● GIVEN INFORMATION

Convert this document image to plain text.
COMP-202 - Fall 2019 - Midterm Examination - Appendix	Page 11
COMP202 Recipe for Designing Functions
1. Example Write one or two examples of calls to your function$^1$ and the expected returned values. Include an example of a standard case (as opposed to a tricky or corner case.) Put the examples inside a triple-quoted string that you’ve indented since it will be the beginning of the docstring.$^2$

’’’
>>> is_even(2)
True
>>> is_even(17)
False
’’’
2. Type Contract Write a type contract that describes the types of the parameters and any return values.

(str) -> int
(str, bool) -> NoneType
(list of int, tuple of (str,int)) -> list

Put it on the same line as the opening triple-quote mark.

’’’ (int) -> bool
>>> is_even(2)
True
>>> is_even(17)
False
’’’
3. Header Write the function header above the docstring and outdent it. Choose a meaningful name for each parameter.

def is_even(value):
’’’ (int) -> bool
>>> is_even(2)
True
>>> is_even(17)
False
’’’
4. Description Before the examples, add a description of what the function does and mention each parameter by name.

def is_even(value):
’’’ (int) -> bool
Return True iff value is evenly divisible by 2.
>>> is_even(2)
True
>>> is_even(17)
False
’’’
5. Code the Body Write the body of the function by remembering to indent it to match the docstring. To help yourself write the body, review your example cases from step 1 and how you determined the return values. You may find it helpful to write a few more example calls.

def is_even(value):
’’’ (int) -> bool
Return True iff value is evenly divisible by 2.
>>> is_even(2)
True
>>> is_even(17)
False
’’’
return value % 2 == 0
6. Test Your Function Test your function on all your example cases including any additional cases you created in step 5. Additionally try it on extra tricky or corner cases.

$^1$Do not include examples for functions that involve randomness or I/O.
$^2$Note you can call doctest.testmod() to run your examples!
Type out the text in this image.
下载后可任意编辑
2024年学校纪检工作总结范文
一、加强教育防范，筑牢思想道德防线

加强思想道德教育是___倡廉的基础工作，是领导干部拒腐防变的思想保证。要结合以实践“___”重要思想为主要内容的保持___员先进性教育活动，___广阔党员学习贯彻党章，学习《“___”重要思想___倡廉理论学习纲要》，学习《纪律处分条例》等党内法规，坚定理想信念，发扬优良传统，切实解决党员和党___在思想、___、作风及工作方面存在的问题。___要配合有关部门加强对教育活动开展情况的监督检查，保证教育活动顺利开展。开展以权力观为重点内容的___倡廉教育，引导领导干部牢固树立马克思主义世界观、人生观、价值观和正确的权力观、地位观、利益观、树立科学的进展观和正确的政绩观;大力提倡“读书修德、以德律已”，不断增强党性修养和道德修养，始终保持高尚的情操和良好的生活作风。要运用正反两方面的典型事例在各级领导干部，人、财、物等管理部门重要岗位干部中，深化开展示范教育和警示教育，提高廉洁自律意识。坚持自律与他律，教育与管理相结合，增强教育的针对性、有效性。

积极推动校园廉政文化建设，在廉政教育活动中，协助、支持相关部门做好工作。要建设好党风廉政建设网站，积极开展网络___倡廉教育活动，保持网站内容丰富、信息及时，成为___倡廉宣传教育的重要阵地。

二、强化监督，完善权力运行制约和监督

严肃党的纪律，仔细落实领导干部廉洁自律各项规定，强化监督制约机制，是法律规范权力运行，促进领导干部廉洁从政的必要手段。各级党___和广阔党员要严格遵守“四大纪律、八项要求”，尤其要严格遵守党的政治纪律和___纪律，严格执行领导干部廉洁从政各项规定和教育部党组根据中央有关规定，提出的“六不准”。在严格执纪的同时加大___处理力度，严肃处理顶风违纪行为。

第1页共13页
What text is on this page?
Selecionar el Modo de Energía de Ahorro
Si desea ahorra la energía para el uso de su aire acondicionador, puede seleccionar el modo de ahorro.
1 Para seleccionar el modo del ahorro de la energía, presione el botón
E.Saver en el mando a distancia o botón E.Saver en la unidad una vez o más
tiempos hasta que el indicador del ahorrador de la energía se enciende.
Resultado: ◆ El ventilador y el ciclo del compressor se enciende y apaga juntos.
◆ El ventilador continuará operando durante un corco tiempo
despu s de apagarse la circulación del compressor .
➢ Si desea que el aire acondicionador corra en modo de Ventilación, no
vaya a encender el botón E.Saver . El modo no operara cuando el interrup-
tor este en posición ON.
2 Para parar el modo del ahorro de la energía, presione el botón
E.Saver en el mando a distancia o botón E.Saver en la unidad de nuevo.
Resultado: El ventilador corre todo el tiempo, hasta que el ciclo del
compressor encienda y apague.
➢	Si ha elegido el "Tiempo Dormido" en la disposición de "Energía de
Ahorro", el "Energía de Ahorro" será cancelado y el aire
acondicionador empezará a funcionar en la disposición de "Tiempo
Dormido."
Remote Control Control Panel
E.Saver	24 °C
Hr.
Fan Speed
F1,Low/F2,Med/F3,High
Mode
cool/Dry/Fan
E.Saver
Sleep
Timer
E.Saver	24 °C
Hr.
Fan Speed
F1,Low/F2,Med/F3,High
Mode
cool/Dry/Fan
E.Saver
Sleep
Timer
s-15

● BRIEF
List the lines of the records where "tricky" occurs.

● THE RESULT
1. Example Write one or two examples of calls to your function$^1$ and the expected returned values. Include an example of a standard case (as opposed to a tricky or corner case.) Put the examples inside a triple-quoted string that you’ve indented since it will be the beginning of the docstring.$^2$
6. Test Your Function Test your function on all your example cases including any additional cases you created in step 5. Additionally try it on extra tricky or corner cases.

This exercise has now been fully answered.